# Objective
Look through the data below and return each line where "text" appears.
===== Entries shown =====
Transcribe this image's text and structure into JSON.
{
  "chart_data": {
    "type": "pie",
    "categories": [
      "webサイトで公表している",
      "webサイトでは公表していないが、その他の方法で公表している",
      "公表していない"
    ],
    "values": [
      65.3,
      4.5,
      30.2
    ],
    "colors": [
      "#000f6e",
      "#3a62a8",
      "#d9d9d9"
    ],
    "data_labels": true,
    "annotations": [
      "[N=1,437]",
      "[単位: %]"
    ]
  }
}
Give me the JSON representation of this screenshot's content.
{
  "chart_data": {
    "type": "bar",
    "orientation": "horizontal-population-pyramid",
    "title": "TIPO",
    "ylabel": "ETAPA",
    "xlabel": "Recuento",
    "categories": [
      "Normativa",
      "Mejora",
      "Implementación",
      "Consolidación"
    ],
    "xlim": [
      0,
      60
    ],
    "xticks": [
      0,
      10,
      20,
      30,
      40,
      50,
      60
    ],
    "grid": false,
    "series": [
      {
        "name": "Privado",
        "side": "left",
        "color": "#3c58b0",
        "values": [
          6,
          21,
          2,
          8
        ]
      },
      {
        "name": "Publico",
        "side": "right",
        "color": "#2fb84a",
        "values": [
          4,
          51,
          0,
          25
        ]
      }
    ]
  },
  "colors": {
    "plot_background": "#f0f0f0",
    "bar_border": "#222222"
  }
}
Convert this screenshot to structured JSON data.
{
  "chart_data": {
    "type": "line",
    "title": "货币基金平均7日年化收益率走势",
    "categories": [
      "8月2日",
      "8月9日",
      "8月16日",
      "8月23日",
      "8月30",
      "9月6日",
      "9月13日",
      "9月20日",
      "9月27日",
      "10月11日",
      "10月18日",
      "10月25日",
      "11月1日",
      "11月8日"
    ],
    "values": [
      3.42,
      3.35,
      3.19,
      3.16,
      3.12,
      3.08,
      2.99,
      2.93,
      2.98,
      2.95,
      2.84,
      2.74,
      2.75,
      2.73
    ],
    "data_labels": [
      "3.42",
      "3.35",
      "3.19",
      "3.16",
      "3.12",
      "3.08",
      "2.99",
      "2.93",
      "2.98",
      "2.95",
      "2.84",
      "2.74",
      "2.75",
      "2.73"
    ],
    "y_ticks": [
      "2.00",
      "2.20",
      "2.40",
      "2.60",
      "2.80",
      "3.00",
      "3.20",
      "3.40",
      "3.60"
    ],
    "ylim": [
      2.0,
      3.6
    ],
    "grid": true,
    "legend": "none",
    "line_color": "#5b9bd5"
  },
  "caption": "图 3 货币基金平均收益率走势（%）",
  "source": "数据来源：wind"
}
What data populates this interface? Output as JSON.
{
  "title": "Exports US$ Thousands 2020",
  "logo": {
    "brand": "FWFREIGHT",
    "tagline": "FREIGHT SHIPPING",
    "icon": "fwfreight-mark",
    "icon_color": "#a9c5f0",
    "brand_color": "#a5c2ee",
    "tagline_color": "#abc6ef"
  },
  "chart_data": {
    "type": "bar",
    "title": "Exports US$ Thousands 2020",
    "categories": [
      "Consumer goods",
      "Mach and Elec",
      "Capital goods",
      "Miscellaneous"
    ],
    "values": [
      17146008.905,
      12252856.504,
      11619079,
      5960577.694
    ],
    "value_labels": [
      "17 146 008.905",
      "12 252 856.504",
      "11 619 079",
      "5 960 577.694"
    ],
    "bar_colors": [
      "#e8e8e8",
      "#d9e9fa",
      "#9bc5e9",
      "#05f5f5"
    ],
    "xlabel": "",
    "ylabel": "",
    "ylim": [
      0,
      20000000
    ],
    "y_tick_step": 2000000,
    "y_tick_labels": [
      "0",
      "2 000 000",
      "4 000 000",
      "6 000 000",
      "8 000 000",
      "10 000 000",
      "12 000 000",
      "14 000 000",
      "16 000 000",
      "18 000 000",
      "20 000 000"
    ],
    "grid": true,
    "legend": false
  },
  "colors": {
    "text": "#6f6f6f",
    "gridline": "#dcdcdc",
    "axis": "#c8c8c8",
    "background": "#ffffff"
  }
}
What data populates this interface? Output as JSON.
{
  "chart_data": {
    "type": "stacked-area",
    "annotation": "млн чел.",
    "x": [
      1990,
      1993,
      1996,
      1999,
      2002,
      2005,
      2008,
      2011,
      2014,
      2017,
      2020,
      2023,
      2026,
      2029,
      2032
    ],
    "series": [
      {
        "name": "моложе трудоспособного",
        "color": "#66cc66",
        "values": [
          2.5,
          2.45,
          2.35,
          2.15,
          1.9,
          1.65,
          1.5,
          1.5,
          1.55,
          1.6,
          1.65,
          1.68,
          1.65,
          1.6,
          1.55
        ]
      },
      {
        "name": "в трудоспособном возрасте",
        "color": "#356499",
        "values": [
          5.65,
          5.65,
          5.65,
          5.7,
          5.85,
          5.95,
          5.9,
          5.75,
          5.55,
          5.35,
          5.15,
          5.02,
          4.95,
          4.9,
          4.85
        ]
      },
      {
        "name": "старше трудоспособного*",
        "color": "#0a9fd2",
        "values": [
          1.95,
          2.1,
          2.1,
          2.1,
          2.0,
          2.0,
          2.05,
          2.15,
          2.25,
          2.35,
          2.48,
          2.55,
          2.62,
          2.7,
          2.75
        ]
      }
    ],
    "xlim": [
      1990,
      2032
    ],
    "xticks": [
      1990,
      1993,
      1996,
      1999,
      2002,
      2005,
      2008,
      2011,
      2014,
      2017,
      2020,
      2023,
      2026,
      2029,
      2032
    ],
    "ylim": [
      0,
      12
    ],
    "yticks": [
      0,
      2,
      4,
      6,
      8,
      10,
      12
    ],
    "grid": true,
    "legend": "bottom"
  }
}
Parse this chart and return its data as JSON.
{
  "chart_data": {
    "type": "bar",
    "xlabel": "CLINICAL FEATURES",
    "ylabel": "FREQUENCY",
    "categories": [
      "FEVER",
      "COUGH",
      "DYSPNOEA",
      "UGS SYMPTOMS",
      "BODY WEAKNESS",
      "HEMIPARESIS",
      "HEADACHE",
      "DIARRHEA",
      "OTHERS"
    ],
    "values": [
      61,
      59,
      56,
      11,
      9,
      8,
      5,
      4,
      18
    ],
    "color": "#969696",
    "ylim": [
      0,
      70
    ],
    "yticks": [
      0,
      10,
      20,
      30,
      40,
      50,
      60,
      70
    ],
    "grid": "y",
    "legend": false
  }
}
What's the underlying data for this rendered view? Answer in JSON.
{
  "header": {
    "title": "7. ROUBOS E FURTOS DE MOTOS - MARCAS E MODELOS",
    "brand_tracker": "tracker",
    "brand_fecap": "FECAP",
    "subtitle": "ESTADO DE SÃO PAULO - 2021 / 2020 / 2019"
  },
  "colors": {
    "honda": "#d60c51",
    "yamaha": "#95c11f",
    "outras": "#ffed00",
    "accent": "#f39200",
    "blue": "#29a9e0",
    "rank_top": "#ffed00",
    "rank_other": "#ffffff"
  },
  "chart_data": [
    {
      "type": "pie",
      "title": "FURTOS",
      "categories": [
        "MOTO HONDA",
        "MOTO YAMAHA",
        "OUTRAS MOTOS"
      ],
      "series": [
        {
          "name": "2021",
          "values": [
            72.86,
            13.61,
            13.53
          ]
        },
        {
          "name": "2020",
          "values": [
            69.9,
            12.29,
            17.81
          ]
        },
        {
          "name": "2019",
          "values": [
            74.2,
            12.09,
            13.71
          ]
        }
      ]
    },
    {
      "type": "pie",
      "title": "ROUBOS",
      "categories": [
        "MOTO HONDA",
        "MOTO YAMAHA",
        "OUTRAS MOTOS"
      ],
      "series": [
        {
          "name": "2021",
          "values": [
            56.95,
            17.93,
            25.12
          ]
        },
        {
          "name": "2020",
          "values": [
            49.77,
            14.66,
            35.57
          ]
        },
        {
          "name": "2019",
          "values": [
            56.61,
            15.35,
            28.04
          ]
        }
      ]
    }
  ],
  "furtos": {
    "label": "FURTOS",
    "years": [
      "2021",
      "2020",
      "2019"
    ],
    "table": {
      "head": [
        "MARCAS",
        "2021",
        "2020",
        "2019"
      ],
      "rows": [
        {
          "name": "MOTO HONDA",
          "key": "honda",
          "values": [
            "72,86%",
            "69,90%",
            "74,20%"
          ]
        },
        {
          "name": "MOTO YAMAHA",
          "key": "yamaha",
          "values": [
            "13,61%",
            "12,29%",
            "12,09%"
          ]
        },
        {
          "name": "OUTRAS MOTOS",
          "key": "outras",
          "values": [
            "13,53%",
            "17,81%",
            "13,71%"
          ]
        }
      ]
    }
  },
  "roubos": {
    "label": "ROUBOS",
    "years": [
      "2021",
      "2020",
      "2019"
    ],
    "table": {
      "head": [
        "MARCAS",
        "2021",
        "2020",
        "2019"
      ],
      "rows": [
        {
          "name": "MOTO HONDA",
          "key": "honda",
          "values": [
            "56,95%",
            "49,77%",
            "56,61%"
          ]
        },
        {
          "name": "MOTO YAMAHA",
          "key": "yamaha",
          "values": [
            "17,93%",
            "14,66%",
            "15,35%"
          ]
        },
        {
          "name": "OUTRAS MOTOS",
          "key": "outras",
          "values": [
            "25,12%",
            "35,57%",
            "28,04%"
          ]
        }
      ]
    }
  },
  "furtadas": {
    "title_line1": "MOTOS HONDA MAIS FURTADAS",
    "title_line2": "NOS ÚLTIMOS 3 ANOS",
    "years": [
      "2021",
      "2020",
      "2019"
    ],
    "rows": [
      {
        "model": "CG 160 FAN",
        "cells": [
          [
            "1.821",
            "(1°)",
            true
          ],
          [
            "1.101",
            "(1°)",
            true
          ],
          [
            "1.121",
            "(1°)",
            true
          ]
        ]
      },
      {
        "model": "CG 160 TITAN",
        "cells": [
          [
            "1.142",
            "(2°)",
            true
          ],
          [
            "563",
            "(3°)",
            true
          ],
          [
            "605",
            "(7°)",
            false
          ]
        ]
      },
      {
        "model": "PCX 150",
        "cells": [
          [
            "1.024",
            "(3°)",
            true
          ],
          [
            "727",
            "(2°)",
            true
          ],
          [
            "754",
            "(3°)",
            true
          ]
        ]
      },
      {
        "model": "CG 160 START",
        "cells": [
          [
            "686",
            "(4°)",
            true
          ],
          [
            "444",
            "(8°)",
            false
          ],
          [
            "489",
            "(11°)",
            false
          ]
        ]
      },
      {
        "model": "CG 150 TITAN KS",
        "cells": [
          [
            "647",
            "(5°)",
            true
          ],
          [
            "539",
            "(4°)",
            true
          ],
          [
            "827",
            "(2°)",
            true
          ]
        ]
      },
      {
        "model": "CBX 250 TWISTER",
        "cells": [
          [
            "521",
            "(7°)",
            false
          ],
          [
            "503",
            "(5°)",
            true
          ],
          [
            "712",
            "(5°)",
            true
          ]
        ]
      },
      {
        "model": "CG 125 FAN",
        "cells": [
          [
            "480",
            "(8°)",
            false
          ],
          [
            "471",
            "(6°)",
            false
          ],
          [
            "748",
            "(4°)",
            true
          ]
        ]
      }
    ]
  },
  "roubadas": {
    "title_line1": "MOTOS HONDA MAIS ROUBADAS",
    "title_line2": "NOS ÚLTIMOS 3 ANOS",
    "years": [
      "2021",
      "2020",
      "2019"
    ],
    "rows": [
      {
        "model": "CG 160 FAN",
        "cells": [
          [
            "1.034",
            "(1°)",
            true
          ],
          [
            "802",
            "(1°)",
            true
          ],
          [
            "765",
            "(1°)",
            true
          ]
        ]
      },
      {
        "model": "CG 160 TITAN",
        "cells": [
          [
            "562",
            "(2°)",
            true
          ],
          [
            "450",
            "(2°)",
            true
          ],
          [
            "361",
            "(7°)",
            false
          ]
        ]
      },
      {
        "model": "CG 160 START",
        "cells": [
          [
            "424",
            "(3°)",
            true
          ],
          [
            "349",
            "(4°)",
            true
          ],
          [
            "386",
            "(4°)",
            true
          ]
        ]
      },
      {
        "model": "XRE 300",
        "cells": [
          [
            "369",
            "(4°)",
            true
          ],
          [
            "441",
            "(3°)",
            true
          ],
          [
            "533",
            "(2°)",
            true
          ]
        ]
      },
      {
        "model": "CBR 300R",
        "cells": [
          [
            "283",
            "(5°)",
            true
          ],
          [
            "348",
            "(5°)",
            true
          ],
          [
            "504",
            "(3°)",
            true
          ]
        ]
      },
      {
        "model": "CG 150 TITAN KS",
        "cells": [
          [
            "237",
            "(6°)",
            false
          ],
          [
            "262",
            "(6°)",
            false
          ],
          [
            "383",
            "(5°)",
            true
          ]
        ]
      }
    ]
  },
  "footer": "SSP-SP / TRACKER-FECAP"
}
=====
# Expected answer
Transcribe this image's text and structure into JSON.
    "text": "#6f6f6f",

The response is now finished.